◆ **GOAL**
Can you reproduce, character for character, each line from the first one through the line containing "Bar xyxy=(89,413,97,459)", with both of those lines included?

◆ **RECORD EXTRACTS**
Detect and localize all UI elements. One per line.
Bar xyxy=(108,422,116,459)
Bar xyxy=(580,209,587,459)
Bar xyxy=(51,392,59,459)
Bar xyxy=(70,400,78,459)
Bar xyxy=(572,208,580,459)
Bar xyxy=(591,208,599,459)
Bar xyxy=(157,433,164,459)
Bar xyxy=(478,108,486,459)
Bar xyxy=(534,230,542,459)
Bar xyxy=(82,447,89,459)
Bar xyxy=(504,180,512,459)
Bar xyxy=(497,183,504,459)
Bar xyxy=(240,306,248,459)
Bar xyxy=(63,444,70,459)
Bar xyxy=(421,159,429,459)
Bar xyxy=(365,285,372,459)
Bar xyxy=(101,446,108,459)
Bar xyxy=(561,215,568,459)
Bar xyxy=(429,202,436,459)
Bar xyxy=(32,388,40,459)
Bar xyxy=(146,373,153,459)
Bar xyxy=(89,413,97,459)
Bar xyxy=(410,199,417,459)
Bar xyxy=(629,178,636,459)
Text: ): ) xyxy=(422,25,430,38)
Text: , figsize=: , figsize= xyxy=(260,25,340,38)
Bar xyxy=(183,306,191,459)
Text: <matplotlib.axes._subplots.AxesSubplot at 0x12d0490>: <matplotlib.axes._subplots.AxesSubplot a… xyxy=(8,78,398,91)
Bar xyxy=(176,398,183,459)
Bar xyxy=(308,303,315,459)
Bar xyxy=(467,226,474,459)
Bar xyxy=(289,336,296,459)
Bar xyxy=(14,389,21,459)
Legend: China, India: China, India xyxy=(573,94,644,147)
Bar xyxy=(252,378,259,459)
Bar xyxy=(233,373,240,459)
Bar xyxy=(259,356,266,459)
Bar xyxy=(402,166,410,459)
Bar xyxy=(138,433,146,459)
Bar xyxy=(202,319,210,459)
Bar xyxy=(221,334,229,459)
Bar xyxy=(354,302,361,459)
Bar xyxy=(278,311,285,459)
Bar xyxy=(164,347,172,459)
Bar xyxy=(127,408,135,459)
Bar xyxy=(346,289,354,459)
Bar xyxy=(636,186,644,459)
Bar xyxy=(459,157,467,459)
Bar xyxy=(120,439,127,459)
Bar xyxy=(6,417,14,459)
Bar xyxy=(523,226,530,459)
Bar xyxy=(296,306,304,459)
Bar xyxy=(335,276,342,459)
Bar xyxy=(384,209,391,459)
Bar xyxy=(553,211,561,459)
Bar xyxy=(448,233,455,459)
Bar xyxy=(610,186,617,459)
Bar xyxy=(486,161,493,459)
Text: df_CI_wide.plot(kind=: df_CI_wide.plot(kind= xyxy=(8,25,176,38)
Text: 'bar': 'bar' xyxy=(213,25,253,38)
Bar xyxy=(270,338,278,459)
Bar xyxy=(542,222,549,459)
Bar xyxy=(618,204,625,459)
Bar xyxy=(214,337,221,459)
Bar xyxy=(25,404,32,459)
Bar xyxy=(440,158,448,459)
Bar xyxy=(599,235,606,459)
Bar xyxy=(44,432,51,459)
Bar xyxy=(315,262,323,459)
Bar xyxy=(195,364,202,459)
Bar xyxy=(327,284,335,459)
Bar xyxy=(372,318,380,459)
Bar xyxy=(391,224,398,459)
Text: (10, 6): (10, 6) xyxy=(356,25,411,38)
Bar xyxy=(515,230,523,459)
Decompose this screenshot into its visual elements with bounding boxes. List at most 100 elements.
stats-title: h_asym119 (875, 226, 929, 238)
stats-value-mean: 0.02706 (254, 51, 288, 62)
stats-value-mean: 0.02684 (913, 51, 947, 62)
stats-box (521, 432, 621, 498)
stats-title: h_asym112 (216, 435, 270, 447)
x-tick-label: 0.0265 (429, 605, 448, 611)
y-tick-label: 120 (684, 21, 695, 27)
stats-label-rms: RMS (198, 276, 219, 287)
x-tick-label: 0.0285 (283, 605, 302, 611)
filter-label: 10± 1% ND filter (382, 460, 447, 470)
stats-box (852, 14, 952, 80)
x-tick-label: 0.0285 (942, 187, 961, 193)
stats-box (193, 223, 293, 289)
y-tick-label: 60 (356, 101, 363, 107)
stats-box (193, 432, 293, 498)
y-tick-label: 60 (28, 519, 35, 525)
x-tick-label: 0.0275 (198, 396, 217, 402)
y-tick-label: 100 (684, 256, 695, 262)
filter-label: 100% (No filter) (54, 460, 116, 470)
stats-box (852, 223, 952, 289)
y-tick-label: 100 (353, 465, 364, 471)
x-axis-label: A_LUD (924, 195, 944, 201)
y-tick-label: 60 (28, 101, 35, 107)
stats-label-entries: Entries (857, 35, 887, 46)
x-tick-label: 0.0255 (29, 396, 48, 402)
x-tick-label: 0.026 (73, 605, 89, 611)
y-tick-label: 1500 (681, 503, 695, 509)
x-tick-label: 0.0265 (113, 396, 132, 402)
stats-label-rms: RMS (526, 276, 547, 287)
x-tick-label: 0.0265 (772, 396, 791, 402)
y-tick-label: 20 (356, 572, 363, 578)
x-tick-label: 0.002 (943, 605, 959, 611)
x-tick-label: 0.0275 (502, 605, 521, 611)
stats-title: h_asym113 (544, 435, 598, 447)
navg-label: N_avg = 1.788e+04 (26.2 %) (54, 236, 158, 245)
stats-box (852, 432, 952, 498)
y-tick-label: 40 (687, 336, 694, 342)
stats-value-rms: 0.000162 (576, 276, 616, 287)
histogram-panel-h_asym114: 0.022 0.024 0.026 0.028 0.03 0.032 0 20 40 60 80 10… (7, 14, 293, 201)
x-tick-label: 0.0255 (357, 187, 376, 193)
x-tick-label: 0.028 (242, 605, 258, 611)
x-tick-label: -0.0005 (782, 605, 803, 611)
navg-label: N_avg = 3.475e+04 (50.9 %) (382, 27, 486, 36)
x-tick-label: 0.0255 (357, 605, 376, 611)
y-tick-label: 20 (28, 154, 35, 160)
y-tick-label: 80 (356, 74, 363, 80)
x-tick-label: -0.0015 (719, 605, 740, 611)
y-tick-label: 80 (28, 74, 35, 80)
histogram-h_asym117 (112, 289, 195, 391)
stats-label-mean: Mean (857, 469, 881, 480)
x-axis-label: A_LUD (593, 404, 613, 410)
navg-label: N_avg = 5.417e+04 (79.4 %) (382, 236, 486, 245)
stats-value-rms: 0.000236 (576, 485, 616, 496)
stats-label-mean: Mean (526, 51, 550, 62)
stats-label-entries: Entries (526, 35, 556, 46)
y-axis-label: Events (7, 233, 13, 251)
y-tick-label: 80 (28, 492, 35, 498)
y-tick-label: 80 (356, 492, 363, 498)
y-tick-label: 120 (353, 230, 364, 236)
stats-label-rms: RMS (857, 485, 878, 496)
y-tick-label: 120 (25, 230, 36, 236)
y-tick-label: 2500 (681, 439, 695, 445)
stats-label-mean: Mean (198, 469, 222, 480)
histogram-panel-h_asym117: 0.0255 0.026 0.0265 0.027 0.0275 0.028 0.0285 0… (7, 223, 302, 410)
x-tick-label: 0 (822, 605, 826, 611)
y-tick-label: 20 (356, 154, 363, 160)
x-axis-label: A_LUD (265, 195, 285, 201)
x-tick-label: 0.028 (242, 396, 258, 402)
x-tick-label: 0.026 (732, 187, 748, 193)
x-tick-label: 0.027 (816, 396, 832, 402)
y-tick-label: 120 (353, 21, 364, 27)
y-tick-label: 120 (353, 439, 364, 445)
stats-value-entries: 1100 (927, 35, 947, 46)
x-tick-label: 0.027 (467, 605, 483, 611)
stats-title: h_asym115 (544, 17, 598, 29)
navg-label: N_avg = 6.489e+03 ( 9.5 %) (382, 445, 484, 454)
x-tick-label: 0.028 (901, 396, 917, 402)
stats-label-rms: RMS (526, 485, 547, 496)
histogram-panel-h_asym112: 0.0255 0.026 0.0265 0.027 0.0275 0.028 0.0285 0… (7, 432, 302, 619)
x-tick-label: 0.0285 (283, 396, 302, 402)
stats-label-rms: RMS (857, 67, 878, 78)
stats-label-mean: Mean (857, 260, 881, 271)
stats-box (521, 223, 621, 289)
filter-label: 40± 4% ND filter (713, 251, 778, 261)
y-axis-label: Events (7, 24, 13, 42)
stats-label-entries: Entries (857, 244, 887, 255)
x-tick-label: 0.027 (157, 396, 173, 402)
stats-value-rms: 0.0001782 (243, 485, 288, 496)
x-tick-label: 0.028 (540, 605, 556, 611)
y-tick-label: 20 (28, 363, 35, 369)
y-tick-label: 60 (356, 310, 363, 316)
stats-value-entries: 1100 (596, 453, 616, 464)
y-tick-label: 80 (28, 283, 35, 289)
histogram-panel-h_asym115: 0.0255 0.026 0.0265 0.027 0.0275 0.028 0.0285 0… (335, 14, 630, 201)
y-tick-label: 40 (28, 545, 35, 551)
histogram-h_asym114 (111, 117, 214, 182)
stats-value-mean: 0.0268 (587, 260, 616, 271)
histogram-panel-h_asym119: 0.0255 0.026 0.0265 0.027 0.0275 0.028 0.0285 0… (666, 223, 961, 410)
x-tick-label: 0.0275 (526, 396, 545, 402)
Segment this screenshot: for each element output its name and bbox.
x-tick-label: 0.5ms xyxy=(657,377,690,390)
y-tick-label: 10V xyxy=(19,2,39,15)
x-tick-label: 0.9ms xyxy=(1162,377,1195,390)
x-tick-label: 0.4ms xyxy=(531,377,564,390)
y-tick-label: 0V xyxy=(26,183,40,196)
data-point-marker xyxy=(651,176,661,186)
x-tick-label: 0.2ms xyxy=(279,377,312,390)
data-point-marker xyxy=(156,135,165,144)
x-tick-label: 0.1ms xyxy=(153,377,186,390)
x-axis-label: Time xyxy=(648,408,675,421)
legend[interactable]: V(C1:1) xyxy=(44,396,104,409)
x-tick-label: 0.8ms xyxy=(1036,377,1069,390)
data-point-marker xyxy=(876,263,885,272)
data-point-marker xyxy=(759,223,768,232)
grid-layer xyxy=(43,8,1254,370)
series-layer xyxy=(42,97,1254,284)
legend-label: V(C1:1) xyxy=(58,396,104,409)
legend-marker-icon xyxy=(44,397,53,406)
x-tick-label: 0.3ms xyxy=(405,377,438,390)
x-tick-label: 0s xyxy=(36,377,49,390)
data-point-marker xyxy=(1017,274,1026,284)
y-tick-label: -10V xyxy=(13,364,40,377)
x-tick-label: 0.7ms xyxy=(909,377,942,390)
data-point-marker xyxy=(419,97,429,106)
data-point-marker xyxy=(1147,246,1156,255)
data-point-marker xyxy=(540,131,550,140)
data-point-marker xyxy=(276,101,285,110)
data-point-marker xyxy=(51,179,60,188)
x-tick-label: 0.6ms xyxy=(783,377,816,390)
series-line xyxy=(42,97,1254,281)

◆ **FINAL RESULT**
Detect and localize all UI elements. One per line.
Bar xyxy=(108,422,116,459)
Bar xyxy=(580,209,587,459)
Bar xyxy=(51,392,59,459)
Bar xyxy=(70,400,78,459)
Bar xyxy=(572,208,580,459)
Bar xyxy=(591,208,599,459)
Bar xyxy=(157,433,164,459)
Bar xyxy=(478,108,486,459)
Bar xyxy=(534,230,542,459)
Bar xyxy=(82,447,89,459)
Bar xyxy=(504,180,512,459)
Bar xyxy=(497,183,504,459)
Bar xyxy=(240,306,248,459)
Bar xyxy=(63,444,70,459)
Bar xyxy=(421,159,429,459)
Bar xyxy=(365,285,372,459)
Bar xyxy=(101,446,108,459)
Bar xyxy=(561,215,568,459)
Bar xyxy=(429,202,436,459)
Bar xyxy=(32,388,40,459)
Bar xyxy=(146,373,153,459)
Bar xyxy=(89,413,97,459)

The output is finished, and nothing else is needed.